___ Text

The opinion of the court was delivered by: BY THE COURT; EDWARD N. CAHN
Plaintiff William McVeigh ("McVeigh"), who was employed as the co-pilot of John T. Dorrance's ("Dorrance") personal aircraft from 1979 until Dorrance's death in 1989, is suing Dorrance's executors ("Executors") under the Employment Retirement Income Security Act of 1974, 18 U.S.C. §§ 1001 et. seq. ("ERISA"), for pension benefits that he alleges vested in him during his employment. McVeigh alleges that, despite the absence of a written pension plan or any sign that Dorrance had performed any step to comply with the reporting requirements of ERISA, Dorrance had established a pension plan for his personal staff and that McVeigh was a participant in this plan. McVeigh's claim was tried before me without a jury on April 1-2, 1992. I find that even if had Dorrance established a pension plan under ERISA, (a question upon which this court has no opinion), there is no proof upon which I can conclude that McVeigh was either eligible to, or did in fact, participate in the alleged plan.

______
___ Data lines

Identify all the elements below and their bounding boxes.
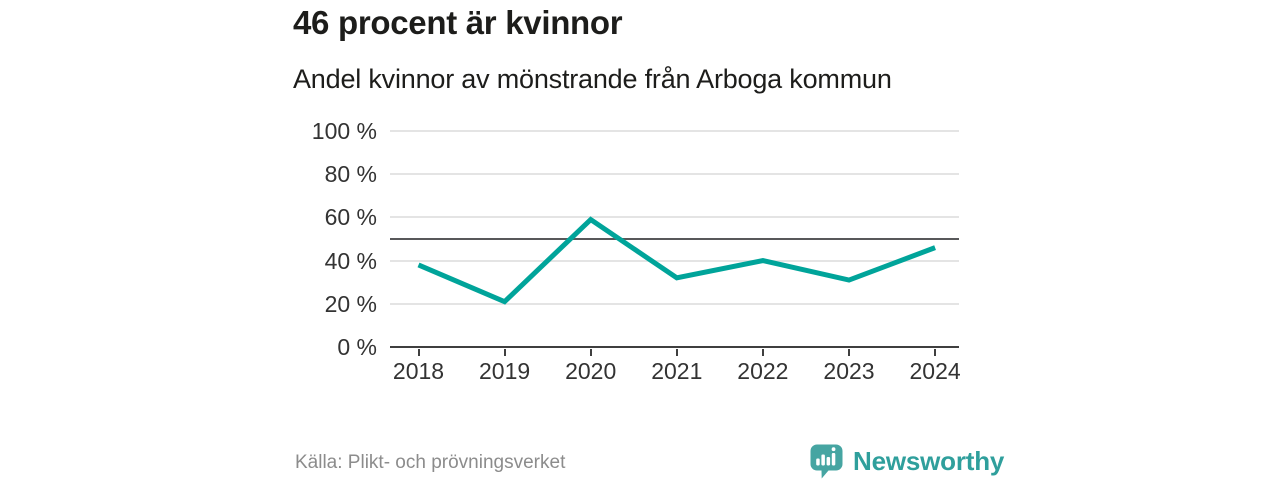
newsworthy-logo: Newsworthy xyxy=(810,444,1004,479)
gridline xyxy=(390,130,959,132)
gridline xyxy=(390,216,959,219)
y-axis-label: 40 % xyxy=(324,247,377,274)
x-axis-tick xyxy=(675,348,678,356)
y-axis-label: 0 % xyxy=(337,334,377,360)
gridline xyxy=(390,259,959,262)
x-axis-tick xyxy=(761,348,764,356)
x-axis-line xyxy=(390,345,959,349)
data-line-layer xyxy=(417,216,936,305)
x-axis-label: 2023 xyxy=(823,358,875,384)
gridline xyxy=(390,173,959,176)
chart-title: 46 procent är kvinnor xyxy=(293,4,623,41)
y-axis-label: 60 % xyxy=(324,204,377,231)
reference-line xyxy=(390,237,959,241)
x-axis-label: 2021 xyxy=(651,358,703,384)
data-line xyxy=(417,216,936,305)
gridline xyxy=(390,302,959,305)
x-axis-label: 2018 xyxy=(392,358,445,384)
x-axis-tick xyxy=(848,348,850,356)
chart-subtitle: Andel kvinnor av mönstrande från Arboga … xyxy=(293,64,892,94)
x-axis-tick xyxy=(503,348,506,356)
newsworthy-logo-icon xyxy=(810,444,843,479)
x-axis-tick xyxy=(417,348,420,356)
source-note: Källa: Plikt- och prövningsverket xyxy=(295,452,566,473)
x-axis-label: 2024 xyxy=(909,358,961,384)
x-axis-tick xyxy=(934,348,937,356)
x-axis-label: 2022 xyxy=(737,358,789,384)
y-axis-label: 20 % xyxy=(324,290,377,317)
x-axis-tick xyxy=(589,348,592,356)
x-axis-label: 2019 xyxy=(479,358,531,384)
x-axis-label: 2020 xyxy=(565,358,617,384)
y-axis-label: 100 % xyxy=(311,118,377,144)
newsworthy-wordmark: Newsworthy xyxy=(853,446,1005,476)
y-axis-label: 80 % xyxy=(324,161,377,188)
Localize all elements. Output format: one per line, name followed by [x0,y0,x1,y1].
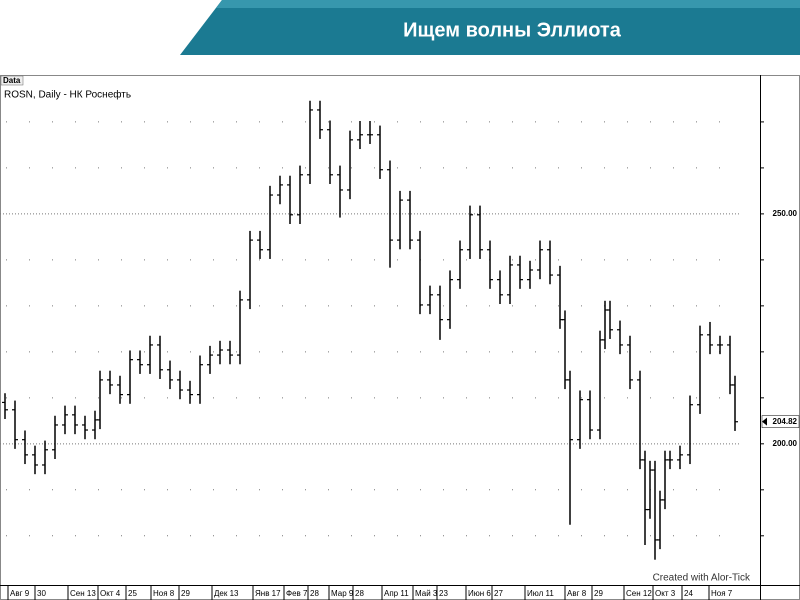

______

Written request: List every short name that the court opinion defines in parentheses and quotation marks. The records have no connection to the text.

Right answer: McVeigh, Dorrance, Executors, ERISA